OBJECTIVE: Select every line below containing the word "болтов".

>>

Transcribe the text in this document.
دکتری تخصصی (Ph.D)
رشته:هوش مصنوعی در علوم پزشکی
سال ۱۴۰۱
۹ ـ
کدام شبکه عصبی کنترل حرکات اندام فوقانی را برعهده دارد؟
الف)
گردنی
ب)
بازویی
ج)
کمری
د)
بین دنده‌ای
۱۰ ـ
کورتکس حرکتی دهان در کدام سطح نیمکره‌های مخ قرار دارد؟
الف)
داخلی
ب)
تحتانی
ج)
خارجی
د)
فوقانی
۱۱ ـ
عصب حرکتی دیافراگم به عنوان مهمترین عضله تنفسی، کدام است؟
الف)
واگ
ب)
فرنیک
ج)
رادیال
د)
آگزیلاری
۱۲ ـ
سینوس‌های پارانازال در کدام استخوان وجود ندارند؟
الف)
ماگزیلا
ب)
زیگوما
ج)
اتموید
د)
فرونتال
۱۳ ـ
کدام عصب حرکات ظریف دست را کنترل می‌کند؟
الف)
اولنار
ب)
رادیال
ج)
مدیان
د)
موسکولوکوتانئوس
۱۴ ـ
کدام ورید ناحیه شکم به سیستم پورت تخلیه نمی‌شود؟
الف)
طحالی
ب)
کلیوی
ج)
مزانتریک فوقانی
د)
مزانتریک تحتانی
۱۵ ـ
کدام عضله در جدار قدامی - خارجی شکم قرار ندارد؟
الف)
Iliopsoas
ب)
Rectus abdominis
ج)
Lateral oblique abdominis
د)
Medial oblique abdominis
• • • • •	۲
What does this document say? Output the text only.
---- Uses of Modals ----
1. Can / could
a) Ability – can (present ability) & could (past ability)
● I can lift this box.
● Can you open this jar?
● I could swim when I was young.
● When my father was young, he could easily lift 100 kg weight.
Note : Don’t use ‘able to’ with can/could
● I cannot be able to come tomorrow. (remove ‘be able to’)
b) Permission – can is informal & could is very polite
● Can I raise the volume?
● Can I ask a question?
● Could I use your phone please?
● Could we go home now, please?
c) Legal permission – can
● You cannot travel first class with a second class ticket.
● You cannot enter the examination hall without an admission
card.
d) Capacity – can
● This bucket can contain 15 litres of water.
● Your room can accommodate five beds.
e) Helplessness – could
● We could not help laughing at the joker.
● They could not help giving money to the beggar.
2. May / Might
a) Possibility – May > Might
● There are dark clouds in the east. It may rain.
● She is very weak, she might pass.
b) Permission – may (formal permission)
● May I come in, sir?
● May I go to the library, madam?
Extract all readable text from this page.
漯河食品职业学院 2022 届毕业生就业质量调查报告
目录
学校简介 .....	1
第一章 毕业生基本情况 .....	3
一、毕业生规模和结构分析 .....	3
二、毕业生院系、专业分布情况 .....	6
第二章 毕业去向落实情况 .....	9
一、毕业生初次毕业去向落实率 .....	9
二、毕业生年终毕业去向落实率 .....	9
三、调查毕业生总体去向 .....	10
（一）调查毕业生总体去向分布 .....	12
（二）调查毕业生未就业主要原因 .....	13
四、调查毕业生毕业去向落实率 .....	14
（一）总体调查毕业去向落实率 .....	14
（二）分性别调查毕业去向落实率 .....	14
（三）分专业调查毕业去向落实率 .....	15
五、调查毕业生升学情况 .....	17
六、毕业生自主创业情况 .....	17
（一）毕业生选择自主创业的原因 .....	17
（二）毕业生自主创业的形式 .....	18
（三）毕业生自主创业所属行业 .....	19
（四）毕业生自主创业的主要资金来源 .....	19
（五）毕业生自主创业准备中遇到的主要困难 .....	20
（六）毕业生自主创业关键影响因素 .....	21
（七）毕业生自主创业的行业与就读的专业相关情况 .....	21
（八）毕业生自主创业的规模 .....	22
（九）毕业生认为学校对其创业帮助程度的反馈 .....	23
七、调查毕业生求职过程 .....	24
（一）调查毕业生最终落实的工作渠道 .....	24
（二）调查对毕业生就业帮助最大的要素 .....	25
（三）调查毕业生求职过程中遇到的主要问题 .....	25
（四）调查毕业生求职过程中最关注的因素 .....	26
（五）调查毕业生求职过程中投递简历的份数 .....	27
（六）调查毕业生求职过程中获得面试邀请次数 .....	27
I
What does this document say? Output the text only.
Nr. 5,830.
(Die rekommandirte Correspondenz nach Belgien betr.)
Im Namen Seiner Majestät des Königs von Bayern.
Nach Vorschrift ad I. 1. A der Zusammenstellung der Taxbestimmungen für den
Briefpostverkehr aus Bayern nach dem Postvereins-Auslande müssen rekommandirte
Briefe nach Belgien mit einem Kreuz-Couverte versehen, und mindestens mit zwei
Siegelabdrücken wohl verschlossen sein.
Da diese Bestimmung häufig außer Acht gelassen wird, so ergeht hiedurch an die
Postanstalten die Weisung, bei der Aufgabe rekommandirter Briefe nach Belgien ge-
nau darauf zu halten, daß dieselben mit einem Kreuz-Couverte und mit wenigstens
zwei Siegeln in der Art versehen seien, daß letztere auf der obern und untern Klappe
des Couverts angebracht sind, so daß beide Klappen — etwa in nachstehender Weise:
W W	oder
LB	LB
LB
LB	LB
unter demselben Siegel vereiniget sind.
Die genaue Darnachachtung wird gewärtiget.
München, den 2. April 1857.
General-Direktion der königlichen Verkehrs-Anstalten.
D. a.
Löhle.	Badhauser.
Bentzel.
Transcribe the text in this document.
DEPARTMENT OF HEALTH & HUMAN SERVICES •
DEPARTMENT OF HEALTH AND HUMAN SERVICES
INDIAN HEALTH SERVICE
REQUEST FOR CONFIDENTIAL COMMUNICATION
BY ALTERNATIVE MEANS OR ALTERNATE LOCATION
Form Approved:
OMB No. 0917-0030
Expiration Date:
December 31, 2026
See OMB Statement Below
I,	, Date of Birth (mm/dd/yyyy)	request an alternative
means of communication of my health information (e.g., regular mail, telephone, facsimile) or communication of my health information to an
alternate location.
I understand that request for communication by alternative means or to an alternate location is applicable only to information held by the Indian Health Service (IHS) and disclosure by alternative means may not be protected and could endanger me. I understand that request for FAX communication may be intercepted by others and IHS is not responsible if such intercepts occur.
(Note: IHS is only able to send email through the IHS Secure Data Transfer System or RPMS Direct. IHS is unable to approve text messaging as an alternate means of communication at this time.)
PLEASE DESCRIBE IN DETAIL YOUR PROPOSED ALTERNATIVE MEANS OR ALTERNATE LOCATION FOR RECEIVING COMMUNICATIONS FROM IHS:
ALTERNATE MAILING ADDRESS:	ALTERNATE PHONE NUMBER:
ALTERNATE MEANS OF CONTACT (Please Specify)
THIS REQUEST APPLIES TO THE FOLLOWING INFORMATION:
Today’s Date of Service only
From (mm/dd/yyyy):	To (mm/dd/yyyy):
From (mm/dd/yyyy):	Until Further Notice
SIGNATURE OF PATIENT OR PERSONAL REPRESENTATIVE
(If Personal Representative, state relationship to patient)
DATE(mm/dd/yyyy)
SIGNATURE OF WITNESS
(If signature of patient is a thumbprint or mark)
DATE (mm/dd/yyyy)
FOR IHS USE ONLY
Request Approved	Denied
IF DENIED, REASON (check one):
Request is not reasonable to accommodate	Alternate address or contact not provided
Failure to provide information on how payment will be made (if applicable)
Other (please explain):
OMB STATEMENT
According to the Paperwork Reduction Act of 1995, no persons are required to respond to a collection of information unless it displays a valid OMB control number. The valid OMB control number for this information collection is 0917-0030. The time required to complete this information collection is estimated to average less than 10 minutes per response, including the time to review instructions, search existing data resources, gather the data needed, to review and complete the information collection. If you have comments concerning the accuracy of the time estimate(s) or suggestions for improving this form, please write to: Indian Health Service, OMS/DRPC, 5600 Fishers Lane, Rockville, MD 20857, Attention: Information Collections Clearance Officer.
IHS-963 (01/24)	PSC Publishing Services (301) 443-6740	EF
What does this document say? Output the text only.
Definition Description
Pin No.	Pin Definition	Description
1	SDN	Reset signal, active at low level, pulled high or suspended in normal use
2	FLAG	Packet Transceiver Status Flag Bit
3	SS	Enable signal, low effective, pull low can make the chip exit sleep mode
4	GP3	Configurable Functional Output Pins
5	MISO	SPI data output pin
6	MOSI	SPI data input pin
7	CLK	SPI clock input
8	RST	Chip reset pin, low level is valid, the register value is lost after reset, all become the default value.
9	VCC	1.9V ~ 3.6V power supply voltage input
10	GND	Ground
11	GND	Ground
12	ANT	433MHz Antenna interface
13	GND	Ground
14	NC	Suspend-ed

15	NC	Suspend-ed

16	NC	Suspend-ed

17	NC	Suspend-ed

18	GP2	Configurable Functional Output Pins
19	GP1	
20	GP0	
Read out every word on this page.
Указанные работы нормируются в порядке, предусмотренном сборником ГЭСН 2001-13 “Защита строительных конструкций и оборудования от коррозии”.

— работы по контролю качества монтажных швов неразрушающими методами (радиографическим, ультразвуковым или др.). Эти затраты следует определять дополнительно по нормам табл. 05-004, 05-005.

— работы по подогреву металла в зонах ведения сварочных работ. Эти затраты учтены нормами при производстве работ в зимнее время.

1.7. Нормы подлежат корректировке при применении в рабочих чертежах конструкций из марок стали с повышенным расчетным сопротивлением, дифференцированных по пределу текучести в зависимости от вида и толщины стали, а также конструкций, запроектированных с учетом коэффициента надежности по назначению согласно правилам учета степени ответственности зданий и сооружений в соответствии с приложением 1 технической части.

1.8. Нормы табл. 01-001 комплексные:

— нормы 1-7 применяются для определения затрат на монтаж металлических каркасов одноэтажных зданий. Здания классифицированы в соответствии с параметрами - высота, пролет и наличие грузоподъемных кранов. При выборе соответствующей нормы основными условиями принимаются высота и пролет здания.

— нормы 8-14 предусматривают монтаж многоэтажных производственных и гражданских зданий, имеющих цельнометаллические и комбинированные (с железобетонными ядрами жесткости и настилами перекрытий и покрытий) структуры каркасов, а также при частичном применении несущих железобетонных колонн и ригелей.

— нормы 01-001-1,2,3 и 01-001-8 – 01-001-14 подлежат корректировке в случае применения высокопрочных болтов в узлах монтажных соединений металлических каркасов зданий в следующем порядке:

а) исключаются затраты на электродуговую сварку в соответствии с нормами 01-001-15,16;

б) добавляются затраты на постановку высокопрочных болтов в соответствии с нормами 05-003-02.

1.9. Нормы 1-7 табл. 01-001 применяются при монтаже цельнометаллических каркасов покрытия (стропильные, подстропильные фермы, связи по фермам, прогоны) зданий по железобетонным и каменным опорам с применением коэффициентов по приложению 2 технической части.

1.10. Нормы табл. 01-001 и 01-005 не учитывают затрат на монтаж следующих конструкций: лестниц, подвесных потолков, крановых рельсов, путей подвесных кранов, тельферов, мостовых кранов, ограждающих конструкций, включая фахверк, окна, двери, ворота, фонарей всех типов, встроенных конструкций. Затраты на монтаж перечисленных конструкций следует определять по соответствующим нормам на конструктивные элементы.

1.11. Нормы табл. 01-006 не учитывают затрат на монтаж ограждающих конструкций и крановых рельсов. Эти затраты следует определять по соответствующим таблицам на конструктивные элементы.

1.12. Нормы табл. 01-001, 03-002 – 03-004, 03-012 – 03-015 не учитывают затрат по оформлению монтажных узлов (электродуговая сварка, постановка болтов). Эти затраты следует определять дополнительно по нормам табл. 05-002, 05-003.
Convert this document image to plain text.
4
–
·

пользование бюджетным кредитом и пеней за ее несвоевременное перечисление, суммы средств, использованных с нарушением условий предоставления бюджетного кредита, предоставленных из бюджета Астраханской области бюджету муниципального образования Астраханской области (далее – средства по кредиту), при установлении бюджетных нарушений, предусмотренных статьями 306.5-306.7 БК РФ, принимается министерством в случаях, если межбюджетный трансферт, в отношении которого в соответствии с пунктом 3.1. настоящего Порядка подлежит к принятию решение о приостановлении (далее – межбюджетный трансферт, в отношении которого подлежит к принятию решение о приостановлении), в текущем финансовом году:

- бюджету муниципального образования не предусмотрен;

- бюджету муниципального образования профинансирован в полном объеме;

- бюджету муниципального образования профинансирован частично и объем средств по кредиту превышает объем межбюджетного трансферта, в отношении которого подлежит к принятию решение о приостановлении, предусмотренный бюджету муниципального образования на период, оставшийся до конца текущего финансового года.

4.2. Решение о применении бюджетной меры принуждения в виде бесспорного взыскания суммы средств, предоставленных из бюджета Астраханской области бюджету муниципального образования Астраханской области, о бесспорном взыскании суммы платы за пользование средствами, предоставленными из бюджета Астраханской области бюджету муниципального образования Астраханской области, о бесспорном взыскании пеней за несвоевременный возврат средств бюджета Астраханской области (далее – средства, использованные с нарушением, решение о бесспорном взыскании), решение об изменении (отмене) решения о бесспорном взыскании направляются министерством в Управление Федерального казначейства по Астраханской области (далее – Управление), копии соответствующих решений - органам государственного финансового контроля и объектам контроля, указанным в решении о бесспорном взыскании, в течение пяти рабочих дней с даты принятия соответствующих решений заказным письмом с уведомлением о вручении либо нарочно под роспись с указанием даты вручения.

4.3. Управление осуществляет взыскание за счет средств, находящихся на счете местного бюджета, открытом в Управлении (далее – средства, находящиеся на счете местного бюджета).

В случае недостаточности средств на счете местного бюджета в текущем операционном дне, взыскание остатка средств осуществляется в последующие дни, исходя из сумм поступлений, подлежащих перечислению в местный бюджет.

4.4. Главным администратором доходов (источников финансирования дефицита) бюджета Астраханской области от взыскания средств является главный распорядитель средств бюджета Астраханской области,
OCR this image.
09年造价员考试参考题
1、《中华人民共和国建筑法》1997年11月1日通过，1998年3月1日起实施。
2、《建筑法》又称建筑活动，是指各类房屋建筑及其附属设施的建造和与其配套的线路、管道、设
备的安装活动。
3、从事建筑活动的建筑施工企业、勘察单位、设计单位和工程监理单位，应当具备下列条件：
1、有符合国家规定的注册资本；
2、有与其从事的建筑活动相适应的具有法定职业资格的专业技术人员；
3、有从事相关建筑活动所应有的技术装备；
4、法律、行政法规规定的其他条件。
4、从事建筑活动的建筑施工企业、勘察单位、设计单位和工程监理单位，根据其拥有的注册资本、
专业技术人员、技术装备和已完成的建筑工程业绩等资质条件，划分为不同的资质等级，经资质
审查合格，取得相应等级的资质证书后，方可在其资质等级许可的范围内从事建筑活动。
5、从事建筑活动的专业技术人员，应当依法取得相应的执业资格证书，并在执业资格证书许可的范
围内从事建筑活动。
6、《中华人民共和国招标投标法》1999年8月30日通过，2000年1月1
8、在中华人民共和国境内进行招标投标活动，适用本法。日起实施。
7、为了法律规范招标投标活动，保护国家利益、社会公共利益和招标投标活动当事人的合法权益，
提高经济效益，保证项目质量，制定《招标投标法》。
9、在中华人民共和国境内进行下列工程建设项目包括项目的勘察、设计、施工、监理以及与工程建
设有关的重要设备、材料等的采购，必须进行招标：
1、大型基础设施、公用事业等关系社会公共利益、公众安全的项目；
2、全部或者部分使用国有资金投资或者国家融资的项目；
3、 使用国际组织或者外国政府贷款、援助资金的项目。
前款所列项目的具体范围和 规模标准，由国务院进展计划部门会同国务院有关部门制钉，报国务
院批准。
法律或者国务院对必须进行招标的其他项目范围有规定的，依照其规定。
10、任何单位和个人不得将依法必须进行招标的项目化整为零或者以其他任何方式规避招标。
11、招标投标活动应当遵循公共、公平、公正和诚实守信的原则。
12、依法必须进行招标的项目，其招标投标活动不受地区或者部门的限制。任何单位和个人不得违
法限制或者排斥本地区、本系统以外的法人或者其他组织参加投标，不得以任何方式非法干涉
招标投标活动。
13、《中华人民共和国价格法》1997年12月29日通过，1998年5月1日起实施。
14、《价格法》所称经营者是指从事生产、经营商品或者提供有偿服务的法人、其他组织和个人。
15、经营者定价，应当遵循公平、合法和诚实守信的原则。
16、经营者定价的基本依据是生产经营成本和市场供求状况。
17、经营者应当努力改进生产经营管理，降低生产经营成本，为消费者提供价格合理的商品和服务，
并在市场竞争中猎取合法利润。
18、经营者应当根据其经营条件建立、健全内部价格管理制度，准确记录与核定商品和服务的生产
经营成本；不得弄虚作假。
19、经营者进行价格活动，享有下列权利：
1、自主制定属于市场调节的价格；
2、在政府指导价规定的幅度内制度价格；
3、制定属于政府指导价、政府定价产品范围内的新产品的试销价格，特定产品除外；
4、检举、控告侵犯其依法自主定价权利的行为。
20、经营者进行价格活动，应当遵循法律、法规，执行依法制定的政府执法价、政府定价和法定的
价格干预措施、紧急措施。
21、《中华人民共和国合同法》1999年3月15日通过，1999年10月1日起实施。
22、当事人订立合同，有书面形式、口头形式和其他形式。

<<

RESPONSE TO THIS EXERCISE:
— нормы 01-001-1,2,3 и 01-001-8 – 01-001-14 подлежат корректировке в случае применения высокопрочных болтов в узлах монтажных соединений металлических каркасов зданий в следующем порядке:
б) добавляются затраты на постановку высокопрочных болтов в соответствии с нормами 05-003-02.
1.12. Нормы табл. 01-001, 03-002 – 03-004, 03-012 – 03-015 не учитывают затрат по оформлению монтажных узлов (электродуговая сварка, постановка болтов). Эти затраты следует определять дополнительно по нормам табл. 05-002, 05-003.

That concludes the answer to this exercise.